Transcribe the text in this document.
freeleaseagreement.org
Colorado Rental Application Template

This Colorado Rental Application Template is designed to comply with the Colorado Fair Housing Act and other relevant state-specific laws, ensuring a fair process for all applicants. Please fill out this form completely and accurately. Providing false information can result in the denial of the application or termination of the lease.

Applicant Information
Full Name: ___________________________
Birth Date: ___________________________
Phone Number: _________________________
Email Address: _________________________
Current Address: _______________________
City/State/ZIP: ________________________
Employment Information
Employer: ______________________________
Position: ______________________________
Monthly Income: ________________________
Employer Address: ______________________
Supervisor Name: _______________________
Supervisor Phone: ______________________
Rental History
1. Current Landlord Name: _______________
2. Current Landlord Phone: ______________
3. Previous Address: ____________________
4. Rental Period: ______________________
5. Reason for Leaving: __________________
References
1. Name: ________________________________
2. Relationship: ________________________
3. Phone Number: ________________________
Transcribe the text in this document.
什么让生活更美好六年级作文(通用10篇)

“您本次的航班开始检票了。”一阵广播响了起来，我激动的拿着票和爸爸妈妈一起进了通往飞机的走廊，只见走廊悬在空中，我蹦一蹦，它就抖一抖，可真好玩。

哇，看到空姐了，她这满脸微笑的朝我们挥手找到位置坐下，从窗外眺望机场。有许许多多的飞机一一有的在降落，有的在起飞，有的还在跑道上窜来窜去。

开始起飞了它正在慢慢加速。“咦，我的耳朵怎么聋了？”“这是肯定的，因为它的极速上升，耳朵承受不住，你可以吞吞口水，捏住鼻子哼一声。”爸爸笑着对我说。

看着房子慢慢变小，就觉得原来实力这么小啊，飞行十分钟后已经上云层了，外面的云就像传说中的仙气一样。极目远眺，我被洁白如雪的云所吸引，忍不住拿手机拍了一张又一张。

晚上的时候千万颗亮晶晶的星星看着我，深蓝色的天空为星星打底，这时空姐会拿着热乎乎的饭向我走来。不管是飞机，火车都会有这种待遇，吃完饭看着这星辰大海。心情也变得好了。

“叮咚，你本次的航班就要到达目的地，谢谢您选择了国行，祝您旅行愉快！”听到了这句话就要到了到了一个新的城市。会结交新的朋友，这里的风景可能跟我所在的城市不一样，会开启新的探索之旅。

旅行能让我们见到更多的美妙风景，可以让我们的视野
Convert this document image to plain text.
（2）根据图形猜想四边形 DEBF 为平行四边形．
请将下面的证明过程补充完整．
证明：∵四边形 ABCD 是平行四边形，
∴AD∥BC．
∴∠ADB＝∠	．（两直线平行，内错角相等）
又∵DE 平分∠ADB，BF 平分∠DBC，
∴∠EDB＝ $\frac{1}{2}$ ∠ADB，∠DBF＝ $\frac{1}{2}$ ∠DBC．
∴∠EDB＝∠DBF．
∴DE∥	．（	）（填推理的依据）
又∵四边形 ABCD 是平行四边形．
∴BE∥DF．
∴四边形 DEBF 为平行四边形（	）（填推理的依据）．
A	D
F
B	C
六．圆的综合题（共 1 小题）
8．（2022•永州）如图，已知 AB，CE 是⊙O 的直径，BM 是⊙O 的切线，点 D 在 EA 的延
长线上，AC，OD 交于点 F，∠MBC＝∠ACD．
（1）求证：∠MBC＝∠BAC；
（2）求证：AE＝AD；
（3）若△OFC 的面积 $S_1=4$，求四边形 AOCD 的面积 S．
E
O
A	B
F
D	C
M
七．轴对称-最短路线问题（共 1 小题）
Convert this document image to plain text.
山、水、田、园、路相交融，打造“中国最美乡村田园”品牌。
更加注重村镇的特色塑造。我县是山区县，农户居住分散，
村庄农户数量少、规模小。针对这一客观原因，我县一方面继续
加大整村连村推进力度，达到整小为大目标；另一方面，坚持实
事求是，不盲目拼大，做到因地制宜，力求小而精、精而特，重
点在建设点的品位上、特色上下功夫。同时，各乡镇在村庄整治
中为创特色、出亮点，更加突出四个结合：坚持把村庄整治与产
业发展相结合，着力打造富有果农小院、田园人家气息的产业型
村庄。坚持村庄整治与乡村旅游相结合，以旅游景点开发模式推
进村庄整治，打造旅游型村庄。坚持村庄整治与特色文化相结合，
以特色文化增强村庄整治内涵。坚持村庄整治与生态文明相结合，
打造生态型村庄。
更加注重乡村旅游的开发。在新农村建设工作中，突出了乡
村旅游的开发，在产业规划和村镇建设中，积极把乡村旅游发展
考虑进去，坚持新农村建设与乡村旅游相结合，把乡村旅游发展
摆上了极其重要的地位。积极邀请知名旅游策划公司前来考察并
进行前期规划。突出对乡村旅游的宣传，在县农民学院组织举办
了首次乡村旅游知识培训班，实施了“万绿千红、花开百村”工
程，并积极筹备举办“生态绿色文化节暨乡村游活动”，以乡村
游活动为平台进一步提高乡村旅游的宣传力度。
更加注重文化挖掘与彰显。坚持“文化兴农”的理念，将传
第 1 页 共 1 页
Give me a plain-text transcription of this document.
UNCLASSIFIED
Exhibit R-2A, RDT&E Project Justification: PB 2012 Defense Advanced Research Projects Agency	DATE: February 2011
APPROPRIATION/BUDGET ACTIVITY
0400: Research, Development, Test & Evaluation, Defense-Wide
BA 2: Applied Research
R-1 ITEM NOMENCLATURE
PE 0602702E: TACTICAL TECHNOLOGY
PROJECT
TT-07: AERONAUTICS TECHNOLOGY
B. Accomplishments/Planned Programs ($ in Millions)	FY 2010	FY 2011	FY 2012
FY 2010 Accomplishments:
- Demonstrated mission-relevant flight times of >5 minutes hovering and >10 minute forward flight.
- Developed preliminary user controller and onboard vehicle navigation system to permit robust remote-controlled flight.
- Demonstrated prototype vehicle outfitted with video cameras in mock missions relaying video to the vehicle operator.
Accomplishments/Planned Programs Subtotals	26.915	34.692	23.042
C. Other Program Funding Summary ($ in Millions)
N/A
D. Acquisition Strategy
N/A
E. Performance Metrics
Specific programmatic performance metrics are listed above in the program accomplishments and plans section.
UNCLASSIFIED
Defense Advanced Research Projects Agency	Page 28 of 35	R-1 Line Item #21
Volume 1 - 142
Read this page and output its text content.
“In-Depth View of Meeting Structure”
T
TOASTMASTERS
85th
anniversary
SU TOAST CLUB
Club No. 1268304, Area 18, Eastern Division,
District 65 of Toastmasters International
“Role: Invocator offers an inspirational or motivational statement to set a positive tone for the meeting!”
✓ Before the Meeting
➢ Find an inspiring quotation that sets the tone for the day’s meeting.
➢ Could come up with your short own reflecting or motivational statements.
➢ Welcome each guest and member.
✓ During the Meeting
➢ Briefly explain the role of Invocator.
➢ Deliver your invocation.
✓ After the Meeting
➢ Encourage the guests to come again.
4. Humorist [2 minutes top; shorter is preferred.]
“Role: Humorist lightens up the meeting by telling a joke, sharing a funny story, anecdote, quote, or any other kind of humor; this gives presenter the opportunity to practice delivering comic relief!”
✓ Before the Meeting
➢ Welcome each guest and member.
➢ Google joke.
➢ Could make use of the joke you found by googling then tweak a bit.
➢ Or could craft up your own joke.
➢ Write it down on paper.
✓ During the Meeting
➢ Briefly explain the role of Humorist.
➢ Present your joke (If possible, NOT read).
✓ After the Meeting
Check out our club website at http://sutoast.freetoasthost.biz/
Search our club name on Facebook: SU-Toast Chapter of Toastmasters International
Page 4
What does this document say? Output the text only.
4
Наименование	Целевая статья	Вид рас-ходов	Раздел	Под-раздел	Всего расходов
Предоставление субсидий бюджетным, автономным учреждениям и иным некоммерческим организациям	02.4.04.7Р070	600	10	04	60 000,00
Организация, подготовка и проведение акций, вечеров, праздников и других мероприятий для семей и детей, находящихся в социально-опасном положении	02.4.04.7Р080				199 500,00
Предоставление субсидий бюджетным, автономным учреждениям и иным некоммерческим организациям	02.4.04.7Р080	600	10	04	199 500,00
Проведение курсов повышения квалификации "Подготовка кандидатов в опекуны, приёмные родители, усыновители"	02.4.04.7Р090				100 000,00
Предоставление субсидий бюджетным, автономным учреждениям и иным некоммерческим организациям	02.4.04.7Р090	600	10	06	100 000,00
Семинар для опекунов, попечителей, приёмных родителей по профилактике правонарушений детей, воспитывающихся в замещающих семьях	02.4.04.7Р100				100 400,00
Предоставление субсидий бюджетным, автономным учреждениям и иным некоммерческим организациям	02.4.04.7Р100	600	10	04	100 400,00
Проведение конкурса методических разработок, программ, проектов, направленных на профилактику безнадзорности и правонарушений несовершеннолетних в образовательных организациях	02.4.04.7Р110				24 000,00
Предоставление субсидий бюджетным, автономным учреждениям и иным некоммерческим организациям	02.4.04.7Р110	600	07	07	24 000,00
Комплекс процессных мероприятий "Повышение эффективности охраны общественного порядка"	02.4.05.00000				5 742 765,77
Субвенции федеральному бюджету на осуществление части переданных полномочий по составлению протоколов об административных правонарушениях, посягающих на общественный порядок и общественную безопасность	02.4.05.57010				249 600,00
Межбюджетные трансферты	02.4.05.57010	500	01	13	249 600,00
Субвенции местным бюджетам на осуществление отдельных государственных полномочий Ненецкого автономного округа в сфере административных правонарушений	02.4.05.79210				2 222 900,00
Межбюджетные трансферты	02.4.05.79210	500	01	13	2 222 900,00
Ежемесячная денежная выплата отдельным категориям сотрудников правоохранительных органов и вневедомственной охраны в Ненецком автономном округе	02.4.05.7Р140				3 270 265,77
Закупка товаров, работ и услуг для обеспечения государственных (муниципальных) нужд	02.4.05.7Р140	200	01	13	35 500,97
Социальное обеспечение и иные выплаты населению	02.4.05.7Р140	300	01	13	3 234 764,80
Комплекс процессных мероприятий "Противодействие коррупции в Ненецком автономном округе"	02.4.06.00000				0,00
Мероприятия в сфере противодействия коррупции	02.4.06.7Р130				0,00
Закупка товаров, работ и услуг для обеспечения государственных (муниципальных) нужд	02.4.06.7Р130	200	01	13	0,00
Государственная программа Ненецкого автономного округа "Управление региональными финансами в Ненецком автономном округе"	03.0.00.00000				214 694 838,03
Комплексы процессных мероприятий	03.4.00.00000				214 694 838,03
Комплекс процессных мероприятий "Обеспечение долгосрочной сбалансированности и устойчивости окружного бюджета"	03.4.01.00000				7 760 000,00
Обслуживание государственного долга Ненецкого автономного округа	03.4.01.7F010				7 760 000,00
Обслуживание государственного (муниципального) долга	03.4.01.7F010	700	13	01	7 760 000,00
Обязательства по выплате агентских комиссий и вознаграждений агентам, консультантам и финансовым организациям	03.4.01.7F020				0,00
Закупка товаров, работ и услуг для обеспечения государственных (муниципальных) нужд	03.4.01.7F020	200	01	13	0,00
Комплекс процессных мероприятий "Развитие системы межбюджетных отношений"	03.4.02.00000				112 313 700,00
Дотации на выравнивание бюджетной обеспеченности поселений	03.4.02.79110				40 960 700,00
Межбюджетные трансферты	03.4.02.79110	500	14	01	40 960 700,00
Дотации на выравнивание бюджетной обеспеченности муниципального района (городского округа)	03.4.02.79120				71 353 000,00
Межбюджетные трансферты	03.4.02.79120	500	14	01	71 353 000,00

**The request**. For the entries shown above, give the number of lines that include the word "Millions", without any other text.

**Written solution**. 2